WHAT YOU SHOULD DO —
In the entries below, count every line containing "name". Return the number and nothing else.

ENTRIES PROVIDED —
Begin

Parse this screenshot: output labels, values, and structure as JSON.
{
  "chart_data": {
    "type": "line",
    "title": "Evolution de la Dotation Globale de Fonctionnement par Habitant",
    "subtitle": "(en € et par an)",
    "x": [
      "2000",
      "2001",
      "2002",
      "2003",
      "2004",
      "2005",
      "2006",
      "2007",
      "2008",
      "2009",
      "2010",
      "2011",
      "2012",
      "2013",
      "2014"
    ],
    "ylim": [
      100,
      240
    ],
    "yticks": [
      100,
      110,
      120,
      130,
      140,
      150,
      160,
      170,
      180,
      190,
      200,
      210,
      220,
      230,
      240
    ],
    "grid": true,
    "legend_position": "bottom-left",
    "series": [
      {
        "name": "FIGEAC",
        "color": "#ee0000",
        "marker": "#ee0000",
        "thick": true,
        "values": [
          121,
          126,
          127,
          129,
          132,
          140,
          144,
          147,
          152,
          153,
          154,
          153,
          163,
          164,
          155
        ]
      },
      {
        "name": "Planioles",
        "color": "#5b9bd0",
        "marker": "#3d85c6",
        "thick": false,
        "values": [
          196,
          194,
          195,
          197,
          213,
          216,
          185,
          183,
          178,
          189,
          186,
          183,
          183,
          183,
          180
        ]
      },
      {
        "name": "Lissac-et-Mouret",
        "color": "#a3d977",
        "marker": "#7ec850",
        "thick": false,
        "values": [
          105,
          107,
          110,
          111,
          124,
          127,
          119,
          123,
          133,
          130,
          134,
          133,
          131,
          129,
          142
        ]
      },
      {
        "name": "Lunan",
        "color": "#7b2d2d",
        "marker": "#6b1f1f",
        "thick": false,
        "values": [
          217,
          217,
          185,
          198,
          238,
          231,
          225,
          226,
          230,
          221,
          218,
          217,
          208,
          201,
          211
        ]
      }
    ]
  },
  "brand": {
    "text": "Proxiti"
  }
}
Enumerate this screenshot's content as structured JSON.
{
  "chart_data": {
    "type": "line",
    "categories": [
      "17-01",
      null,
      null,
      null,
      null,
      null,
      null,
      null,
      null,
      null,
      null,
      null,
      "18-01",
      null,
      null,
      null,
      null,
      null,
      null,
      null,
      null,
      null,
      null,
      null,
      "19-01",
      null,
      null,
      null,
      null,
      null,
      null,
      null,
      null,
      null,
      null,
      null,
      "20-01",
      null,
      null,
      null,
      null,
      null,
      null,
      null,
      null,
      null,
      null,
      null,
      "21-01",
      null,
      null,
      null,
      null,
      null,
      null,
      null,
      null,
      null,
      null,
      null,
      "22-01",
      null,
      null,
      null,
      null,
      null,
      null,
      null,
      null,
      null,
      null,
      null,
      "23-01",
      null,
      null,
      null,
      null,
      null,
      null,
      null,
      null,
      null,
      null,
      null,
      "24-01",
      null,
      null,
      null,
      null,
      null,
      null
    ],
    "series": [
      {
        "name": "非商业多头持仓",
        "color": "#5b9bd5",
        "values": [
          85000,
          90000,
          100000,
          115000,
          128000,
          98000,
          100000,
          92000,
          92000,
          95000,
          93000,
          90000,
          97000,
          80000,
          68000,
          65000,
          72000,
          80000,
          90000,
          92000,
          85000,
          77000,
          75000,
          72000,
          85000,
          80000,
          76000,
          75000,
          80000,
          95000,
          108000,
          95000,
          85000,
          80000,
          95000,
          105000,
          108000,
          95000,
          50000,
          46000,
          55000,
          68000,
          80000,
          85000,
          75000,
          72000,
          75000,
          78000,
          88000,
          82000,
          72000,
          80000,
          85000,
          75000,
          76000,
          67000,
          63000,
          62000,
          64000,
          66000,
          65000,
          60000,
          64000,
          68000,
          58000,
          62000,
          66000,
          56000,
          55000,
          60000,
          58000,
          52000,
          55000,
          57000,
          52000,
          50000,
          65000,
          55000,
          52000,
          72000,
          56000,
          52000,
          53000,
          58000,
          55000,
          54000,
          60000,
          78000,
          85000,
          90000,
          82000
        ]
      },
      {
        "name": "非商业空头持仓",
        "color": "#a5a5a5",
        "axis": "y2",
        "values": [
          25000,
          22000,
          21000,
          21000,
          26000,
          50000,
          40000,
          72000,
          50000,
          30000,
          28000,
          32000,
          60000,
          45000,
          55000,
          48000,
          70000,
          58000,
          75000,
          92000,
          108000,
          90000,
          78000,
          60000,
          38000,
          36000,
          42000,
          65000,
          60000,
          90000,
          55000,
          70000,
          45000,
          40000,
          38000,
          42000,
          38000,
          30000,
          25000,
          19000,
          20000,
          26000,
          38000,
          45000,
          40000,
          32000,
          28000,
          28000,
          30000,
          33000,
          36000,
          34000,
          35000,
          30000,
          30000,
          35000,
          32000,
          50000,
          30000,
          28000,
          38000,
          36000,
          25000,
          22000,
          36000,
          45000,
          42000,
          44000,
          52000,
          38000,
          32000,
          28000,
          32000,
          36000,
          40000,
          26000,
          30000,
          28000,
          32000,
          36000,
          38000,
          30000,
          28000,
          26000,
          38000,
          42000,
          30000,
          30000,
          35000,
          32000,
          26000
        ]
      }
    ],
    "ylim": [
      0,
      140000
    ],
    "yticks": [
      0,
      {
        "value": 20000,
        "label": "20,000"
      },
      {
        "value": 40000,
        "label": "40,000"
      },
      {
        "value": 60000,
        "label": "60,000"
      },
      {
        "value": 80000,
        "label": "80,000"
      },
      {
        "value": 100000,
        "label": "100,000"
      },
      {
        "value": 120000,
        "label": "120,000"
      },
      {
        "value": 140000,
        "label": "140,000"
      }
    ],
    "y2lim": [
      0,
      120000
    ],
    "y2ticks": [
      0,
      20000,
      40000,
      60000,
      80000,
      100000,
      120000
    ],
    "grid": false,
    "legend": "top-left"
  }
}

End

SOLUTION TO THIS PROBLEM —
6